Exercise objective: Retype the data items verbatim, from the first line through the line that contains "195, 706, 244]", including both of those lines.

(Data items)
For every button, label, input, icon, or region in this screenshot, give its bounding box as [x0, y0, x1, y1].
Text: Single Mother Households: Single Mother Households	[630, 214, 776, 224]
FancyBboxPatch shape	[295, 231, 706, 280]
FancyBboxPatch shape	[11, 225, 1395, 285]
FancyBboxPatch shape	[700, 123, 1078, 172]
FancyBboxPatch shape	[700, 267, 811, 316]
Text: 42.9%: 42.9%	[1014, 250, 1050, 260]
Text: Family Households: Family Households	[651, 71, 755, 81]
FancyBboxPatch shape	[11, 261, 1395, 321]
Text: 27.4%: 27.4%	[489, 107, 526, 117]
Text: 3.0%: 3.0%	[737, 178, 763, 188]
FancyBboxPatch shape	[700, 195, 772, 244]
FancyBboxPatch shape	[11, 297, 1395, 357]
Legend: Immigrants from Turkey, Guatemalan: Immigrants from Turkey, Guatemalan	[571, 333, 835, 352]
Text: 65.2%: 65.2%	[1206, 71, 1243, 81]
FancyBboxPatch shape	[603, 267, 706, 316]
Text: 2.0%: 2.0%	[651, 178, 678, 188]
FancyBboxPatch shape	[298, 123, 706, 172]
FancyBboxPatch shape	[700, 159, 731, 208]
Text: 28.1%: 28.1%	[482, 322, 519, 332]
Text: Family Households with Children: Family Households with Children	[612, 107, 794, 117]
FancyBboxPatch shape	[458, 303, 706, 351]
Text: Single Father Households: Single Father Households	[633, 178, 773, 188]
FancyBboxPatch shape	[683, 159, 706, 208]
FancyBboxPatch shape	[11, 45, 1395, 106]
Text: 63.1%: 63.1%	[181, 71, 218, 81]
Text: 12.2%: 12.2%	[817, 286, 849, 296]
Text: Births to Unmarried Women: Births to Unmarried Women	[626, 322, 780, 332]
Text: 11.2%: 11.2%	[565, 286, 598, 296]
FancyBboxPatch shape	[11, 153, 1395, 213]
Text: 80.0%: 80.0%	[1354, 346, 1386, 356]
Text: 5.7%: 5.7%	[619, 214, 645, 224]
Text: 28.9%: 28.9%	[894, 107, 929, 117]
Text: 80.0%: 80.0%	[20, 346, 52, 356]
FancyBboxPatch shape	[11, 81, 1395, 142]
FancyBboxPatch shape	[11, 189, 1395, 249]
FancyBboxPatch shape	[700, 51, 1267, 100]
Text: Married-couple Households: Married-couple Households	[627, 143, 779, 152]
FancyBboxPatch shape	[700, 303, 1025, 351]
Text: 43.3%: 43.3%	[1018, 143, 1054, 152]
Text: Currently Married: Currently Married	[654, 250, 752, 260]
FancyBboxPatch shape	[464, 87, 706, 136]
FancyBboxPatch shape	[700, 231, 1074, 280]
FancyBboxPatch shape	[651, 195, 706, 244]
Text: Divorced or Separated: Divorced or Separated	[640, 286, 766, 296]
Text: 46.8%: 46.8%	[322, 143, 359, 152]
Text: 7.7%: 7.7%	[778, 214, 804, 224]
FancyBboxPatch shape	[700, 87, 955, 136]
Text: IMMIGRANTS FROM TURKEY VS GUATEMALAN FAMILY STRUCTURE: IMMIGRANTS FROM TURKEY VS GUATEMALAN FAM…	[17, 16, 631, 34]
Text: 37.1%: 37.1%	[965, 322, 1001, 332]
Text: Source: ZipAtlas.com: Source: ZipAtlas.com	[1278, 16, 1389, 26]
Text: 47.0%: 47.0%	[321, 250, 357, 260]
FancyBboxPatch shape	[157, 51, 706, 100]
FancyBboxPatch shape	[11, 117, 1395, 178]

Solution to this problem:
For every button, label, input, icon, or region in this screenshot, give its bounding box as [x0, y0, x1, y1].
Text: Single Mother Households: Single Mother Households	[630, 214, 776, 224]
FancyBboxPatch shape	[295, 231, 706, 280]
FancyBboxPatch shape	[11, 225, 1395, 285]
FancyBboxPatch shape	[700, 123, 1078, 172]
FancyBboxPatch shape	[700, 267, 811, 316]
Text: 42.9%: 42.9%	[1014, 250, 1050, 260]
Text: Family Households: Family Households	[651, 71, 755, 81]
FancyBboxPatch shape	[11, 261, 1395, 321]
Text: 27.4%: 27.4%	[489, 107, 526, 117]
Text: 3.0%: 3.0%	[737, 178, 763, 188]
FancyBboxPatch shape	[700, 195, 772, 244]
FancyBboxPatch shape	[11, 297, 1395, 357]
Legend: Immigrants from Turkey, Guatemalan: Immigrants from Turkey, Guatemalan	[571, 333, 835, 352]
Text: 65.2%: 65.2%	[1206, 71, 1243, 81]
FancyBboxPatch shape	[603, 267, 706, 316]
Text: 2.0%: 2.0%	[651, 178, 678, 188]
FancyBboxPatch shape	[298, 123, 706, 172]
FancyBboxPatch shape	[700, 159, 731, 208]
Text: 28.1%: 28.1%	[482, 322, 519, 332]
Text: Family Households with Children: Family Households with Children	[612, 107, 794, 117]
FancyBboxPatch shape	[458, 303, 706, 351]
Text: Single Father Households: Single Father Households	[633, 178, 773, 188]
FancyBboxPatch shape	[683, 159, 706, 208]
FancyBboxPatch shape	[11, 45, 1395, 106]
Text: 63.1%: 63.1%	[181, 71, 218, 81]
Text: 12.2%: 12.2%	[817, 286, 849, 296]
Text: Births to Unmarried Women: Births to Unmarried Women	[626, 322, 780, 332]
Text: 11.2%: 11.2%	[565, 286, 598, 296]
FancyBboxPatch shape	[11, 153, 1395, 213]
Text: 80.0%: 80.0%	[1354, 346, 1386, 356]
Text: 5.7%: 5.7%	[619, 214, 645, 224]
Text: 28.9%: 28.9%	[894, 107, 929, 117]
Text: 80.0%: 80.0%	[20, 346, 52, 356]
FancyBboxPatch shape	[11, 81, 1395, 142]
FancyBboxPatch shape	[11, 189, 1395, 249]
FancyBboxPatch shape	[700, 51, 1267, 100]
Text: Married-couple Households: Married-couple Households	[627, 143, 779, 152]
FancyBboxPatch shape	[700, 303, 1025, 351]
Text: 43.3%: 43.3%	[1018, 143, 1054, 152]
Text: Currently Married: Currently Married	[654, 250, 752, 260]
FancyBboxPatch shape	[464, 87, 706, 136]
FancyBboxPatch shape	[700, 231, 1074, 280]
FancyBboxPatch shape	[651, 195, 706, 244]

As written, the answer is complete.